> **DATA LISTING**
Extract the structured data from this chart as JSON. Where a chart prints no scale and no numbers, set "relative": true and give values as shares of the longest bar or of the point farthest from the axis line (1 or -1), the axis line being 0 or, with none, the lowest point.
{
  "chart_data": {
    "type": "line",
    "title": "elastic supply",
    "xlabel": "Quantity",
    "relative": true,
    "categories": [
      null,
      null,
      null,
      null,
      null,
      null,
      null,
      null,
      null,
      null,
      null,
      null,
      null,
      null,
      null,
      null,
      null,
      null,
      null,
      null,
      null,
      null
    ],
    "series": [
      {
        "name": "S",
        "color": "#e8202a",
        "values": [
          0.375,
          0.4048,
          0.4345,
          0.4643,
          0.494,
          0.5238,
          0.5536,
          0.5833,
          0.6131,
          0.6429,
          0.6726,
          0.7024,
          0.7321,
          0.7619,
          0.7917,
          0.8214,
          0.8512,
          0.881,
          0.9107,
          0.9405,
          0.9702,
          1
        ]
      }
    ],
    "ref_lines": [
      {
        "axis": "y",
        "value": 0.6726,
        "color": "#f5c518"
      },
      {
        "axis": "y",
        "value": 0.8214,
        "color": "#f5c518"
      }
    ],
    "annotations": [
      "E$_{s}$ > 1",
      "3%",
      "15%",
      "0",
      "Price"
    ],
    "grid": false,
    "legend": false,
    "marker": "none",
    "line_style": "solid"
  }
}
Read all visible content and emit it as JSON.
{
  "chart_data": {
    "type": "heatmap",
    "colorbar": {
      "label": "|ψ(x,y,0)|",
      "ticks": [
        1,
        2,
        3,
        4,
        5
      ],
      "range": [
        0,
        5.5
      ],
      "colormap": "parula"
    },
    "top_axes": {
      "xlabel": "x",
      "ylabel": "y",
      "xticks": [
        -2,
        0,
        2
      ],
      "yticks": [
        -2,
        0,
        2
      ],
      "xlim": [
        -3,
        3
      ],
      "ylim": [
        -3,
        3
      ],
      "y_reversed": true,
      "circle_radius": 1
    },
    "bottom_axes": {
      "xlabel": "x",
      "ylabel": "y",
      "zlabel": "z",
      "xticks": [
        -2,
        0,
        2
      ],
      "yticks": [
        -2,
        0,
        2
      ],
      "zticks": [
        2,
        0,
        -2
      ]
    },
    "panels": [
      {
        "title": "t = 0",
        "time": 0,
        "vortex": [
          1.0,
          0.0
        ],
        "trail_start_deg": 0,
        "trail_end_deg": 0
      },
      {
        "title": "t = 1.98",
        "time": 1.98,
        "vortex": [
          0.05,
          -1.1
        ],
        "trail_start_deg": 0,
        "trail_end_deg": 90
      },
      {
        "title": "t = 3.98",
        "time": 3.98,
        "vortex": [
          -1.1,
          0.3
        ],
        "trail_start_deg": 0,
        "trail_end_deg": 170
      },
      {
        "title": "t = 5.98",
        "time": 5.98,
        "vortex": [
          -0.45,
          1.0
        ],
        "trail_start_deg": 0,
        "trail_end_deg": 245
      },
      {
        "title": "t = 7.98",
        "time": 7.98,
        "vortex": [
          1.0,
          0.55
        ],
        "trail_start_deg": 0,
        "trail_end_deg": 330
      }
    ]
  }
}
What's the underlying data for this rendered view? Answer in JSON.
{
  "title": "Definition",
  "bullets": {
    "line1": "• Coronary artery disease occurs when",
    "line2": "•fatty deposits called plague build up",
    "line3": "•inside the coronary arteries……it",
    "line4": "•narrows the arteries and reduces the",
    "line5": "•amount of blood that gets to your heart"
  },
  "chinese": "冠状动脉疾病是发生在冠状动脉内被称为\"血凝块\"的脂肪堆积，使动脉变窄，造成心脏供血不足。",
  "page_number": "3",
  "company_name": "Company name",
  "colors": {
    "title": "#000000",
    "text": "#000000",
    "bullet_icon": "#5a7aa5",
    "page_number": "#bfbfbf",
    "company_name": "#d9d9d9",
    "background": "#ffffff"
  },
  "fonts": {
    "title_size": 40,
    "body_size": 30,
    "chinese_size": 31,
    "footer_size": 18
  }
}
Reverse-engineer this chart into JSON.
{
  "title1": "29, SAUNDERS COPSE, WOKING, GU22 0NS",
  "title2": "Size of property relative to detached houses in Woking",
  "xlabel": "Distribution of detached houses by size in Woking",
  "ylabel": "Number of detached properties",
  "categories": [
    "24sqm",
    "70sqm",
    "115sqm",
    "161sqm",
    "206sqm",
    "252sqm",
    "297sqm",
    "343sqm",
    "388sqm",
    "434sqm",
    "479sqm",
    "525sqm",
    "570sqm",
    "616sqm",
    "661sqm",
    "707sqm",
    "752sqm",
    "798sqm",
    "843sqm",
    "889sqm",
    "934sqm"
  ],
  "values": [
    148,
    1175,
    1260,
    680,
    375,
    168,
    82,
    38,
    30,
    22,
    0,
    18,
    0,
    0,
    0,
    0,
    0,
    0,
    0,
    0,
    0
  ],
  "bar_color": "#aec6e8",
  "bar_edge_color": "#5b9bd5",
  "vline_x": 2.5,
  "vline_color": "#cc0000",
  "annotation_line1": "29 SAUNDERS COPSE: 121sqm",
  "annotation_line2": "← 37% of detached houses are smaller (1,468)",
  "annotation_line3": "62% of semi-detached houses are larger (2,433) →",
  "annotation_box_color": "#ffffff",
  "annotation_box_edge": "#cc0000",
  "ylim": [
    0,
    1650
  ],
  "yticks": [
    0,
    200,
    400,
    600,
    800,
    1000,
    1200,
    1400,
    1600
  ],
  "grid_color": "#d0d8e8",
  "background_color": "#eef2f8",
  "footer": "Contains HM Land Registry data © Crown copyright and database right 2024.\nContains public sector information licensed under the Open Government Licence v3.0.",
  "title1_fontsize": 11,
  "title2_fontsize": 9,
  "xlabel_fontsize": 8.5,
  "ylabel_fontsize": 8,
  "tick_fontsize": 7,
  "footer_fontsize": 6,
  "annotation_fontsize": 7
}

> **TASK DETAILS**
Write every entry out again exactly.

> **REPLY**
Extract the structured data from this chart as JSON. Where a chart prints no scale and no numbers, set "relative": true and give values as shares of the longest bar or of the point farthest from the axis line (1 or -1), the axis line being 0 or, with none, the lowest point.
{
  "chart_data": {
    "type": "line",
    "title": "elastic supply",
    "xlabel": "Quantity",
    "relative": true,
    "categories": [
      null,
      null,
      null,
      null,
      null,
      null,
      null,
      null,
      null,
      null,
      null,
      null,
      null,
      null,
      null,
      null,
      null,
      null,
      null,
      null,
      null,
      null
    ],
    "series": [
      {
        "name": "S",
        "color": "#e8202a",
        "values": [
          0.375,
          0.4048,
          0.4345,
          0.4643,
          0.494,
          0.5238,
          0.5536,
          0.5833,
          0.6131,
          0.6429,
          0.6726,
          0.7024,
          0.7321,
          0.7619,
          0.7917,
          0.8214,
          0.8512,
          0.881,
          0.9107,
          0.9405,
          0.9702,
          1
        ]
      }
    ],
    "ref_lines": [
      {
        "axis": "y",
        "value": 0.6726,
        "color": "#f5c518"
      },
      {
        "axis": "y",
        "value": 0.8214,
        "color": "#f5c518"
      }
    ],
    "annotations": [
      "E$_{s}$ > 1",
      "3%",
      "15%",
      "0",
      "Price"
    ],
    "grid": false,
    "legend": false,
    "marker": "none",
    "line_style": "solid"
  }
}
Read all visible content and emit it as JSON.
{
  "chart_data": {
    "type": "heatmap",
    "colorbar": {
      "label": "|ψ(x,y,0)|",
      "ticks": [
        1,
        2,
        3,
        4,
        5
      ],
      "range": [
        0,
        5.5
      ],
      "colormap": "parula"
    },
    "top_axes": {
      "xlabel": "x",
      "ylabel": "y",
      "xticks": [
        -2,
        0,
        2
      ],
      "yticks": [
        -2,
        0,
        2
      ],
      "xlim": [
        -3,
        3
      ],
      "ylim": [
        -3,
        3
      ],
      "y_reversed": true,
      "circle_radius": 1
    },
    "bottom_axes": {
      "xlabel": "x",
      "ylabel": "y",
      "zlabel": "z",
      "xticks": [
        -2,
        0,
        2
      ],
      "yticks": [
        -2,
        0,
        2
      ],
      "zticks": [
        2,
        0,
        -2
      ]
    },
    "panels": [
      {
        "title": "t = 0",
        "time": 0,
        "vortex": [
          1.0,
          0.0
        ],
        "trail_start_deg": 0,
        "trail_end_deg": 0
      },
      {
        "title": "t = 1.98",
        "time": 1.98,
        "vortex": [
          0.05,
          -1.1
        ],
        "trail_start_deg": 0,
        "trail_end_deg": 90
      },
      {
        "title": "t = 3.98",
        "time": 3.98,
        "vortex": [
          -1.1,
          0.3
        ],
        "trail_start_deg": 0,
        "trail_end_deg": 170
      },
      {
        "title": "t = 5.98",
        "time": 5.98,
        "vortex": [
          -0.45,
          1.0
        ],
        "trail_start_deg": 0,
        "trail_end_deg": 245
      },
      {
        "title": "t = 7.98",
        "time": 7.98,
        "vortex": [
          1.0,
          0.55
        ],
        "trail_start_deg": 0,
        "trail_end_deg": 330
      }
    ]
  }
}
What's the underlying data for this rendered view? Answer in JSON.
{
  "title": "Definition",
  "bullets": {
    "line1": "• Coronary artery disease occurs when",
    "line2": "•fatty deposits called plague build up",
    "line3": "•inside the coronary arteries……it",
    "line4": "•narrows the arteries and reduces the",
    "line5": "•amount of blood that gets to your heart"
  },
  "chinese": "冠状动脉疾病是发生在冠状动脉内被称为\"血凝块\"的脂肪堆积，使动脉变窄，造成心脏供血不足。",
  "page_number": "3",
  "company_name": "Company name",
  "colors": {
    "title": "#000000",
    "text": "#000000",
    "bullet_icon": "#5a7aa5",
    "page_number": "#bfbfbf",
    "company_name": "#d9d9d9",
    "background": "#ffffff"
  },
  "fonts": {
    "title_size": 40,
    "body_size": 30,
    "chinese_size": 31,
    "footer_size": 18
  }
}
Reverse-engineer this chart into JSON.
{
  "title1": "29, SAUNDERS COPSE, WOKING, GU22 0NS",
  "title2": "Size of property relative to detached houses in Woking",
  "xlabel": "Distribution of detached houses by size in Woking",
  "ylabel": "Number of detached properties",
  "categories": [
    "24sqm",
    "70sqm",
    "115sqm",
    "161sqm",
    "206sqm",
    "252sqm",
    "297sqm",
    "343sqm",
    "388sqm",
    "434sqm",
    "479sqm",
    "525sqm",
    "570sqm",
    "616sqm",
    "661sqm",
    "707sqm",
    "752sqm",
    "798sqm",
    "843sqm",
    "889sqm",
    "934sqm"
  ],
  "values": [
    148,
    1175,
    1260,
    680,
    375,
    168,
    82,
    38,
    30,
    22,
    0,
    18,
    0,
    0,
    0,
    0,
    0,
    0,
    0,
    0,
    0
  ],
  "bar_color": "#aec6e8",
  "bar_edge_color": "#5b9bd5",
  "vline_x": 2.5,
  "vline_color": "#cc0000",
  "annotation_line1": "29 SAUNDERS COPSE: 121sqm",
  "annotation_line2": "← 37% of detached houses are smaller (1,468)",
  "annotation_line3": "62% of semi-detached houses are larger (2,433) →",
  "annotation_box_color": "#ffffff",
  "annotation_box_edge": "#cc0000",
  "ylim": [
    0,
    1650
  ],
  "yticks": [
    0,
    200,
    400,
    600,
    800,
    1000,
    1200,
    1400,
    1600
  ],
  "grid_color": "#d0d8e8",
  "background_color": "#eef2f8",
  "footer": "Contains HM Land Registry data © Crown copyright and database right 2024.\nContains public sector information licensed under the Open Government Licence v3.0.",
  "title1_fontsize": 11,
  "title2_fontsize": 9,
  "xlabel_fontsize": 8.5,
  "ylabel_fontsize": 8,
  "tick_fontsize": 7,
  "footer_fontsize": 6,
  "annotation_fontsize": 7
}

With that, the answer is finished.